● TASK PROMPT
Print the entries below character for character, from their first line through the line containing "legend-label: 2007 [70, 238, 111, 258]", with both ends included.
[start]
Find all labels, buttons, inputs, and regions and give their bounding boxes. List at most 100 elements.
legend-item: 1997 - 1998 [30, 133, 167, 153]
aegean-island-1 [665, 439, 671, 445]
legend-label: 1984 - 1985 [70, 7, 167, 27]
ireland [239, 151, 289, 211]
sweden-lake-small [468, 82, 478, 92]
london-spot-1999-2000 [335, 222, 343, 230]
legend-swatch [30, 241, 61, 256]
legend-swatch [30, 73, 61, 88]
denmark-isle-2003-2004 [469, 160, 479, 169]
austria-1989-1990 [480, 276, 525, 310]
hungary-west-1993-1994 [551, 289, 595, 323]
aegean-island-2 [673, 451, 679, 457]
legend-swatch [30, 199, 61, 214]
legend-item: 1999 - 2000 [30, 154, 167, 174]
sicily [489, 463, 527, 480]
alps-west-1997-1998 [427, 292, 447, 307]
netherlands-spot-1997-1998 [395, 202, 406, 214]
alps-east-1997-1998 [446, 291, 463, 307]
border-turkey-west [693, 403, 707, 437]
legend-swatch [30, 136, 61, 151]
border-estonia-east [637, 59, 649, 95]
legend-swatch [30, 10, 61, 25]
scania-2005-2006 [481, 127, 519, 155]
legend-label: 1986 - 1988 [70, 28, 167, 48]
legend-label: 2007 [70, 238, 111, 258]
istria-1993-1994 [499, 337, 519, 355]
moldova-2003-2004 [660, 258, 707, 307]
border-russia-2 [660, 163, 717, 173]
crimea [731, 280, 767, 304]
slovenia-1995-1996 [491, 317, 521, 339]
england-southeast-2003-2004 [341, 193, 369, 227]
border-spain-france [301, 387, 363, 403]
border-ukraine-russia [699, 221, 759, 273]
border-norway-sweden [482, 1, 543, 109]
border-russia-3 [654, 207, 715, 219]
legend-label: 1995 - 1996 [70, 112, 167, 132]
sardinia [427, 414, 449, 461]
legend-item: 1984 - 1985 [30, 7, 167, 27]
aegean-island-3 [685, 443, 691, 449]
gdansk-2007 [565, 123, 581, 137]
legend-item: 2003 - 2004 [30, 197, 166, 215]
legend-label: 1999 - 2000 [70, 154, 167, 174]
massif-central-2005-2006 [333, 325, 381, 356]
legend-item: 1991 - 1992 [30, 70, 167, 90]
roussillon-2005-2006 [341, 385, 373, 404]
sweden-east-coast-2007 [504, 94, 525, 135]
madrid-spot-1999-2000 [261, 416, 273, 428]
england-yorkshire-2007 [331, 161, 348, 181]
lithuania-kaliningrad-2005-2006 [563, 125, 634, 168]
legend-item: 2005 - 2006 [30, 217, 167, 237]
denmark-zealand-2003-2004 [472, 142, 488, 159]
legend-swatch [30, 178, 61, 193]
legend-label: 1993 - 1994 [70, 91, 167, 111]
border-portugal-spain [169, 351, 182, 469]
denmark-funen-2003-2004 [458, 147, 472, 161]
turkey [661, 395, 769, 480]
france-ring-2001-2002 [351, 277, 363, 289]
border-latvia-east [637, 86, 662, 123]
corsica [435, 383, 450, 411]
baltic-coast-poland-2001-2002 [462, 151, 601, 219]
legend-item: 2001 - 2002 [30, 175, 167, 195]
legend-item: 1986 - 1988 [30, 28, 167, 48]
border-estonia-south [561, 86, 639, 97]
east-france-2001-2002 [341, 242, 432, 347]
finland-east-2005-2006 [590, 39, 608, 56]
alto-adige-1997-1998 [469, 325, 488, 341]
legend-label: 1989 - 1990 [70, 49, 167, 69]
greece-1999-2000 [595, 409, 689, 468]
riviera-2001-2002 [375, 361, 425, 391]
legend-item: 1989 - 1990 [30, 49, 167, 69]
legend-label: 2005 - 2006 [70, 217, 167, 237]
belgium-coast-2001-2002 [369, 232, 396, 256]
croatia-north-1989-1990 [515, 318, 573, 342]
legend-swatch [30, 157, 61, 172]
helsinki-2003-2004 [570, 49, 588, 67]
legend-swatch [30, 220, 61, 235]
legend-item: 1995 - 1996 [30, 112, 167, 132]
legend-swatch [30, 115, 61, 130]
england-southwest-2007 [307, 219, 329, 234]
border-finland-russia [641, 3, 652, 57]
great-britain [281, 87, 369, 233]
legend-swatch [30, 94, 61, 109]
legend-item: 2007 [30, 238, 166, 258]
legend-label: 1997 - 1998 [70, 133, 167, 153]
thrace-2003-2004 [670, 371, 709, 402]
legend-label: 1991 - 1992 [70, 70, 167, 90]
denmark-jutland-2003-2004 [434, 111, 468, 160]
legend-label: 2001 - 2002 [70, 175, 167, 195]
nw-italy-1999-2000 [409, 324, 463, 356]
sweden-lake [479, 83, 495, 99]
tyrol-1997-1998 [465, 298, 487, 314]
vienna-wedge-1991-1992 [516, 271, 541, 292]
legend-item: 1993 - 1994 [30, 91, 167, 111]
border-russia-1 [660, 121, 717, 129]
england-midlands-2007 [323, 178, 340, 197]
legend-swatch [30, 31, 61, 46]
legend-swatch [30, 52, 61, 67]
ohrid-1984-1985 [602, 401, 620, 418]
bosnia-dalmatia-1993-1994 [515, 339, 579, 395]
[end]
● RESULT OF THE EXERCISE
Find all labels, buttons, inputs, and regions and give their bounding boxes. List at most 100 elements.
legend-item: 1997 - 1998 [30, 133, 167, 153]
aegean-island-1 [665, 439, 671, 445]
legend-label: 1984 - 1985 [70, 7, 167, 27]
ireland [239, 151, 289, 211]
sweden-lake-small [468, 82, 478, 92]
london-spot-1999-2000 [335, 222, 343, 230]
legend-swatch [30, 241, 61, 256]
legend-swatch [30, 73, 61, 88]
denmark-isle-2003-2004 [469, 160, 479, 169]
austria-1989-1990 [480, 276, 525, 310]
hungary-west-1993-1994 [551, 289, 595, 323]
aegean-island-2 [673, 451, 679, 457]
legend-swatch [30, 199, 61, 214]
legend-item: 1999 - 2000 [30, 154, 167, 174]
sicily [489, 463, 527, 480]
alps-west-1997-1998 [427, 292, 447, 307]
netherlands-spot-1997-1998 [395, 202, 406, 214]
alps-east-1997-1998 [446, 291, 463, 307]
border-turkey-west [693, 403, 707, 437]
legend-swatch [30, 136, 61, 151]
border-estonia-east [637, 59, 649, 95]
legend-swatch [30, 10, 61, 25]
scania-2005-2006 [481, 127, 519, 155]
legend-label: 1986 - 1988 [70, 28, 167, 48]
legend-label: 2007 [70, 238, 111, 258]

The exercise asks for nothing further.